> **RECORDS SHOWN**:
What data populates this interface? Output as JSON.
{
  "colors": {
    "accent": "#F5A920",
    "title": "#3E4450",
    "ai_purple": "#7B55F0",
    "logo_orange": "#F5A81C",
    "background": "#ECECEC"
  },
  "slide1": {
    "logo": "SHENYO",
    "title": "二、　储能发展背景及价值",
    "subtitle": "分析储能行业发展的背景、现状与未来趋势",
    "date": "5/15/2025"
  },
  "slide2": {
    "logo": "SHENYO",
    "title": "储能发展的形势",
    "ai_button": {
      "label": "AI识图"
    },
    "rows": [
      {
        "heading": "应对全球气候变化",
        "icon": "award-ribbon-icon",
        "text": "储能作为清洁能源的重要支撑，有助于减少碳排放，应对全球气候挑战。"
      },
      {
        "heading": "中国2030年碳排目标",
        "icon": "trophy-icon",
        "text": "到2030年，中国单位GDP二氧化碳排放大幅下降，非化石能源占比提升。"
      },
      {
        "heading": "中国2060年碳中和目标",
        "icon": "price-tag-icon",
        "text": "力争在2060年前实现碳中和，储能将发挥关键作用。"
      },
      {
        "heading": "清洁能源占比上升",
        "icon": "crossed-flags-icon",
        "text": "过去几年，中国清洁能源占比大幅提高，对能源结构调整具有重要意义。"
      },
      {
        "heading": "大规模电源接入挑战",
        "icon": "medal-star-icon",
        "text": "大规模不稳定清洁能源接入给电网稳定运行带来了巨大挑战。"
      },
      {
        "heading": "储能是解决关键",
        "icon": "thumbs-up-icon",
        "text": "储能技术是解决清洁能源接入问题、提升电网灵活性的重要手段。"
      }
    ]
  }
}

---

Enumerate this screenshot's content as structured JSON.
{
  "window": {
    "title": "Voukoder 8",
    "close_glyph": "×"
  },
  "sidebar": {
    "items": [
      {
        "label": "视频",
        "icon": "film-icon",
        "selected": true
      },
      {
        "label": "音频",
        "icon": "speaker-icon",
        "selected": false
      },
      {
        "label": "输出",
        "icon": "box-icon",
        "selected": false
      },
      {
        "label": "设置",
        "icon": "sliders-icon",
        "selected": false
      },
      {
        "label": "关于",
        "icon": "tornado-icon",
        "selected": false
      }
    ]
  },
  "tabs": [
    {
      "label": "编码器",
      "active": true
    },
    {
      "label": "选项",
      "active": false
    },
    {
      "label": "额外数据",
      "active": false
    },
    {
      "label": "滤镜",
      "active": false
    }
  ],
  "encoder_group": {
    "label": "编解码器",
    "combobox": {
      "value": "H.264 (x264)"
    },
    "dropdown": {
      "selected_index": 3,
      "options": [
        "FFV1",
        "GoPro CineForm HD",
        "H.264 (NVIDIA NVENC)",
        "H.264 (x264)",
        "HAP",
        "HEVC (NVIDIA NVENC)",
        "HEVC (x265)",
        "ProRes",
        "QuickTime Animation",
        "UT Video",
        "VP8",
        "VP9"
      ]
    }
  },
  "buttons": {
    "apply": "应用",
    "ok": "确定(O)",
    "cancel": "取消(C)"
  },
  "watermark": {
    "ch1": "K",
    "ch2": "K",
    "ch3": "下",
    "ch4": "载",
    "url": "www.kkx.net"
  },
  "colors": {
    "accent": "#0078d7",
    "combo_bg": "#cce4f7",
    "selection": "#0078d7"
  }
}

> **REQUEST**:
Copy each line holding the word "NVIDIA" from the listing above.

> **WRITTEN SOLUTION**:
        "H.264 (NVIDIA NVENC)",
        "HEVC (NVIDIA NVENC)",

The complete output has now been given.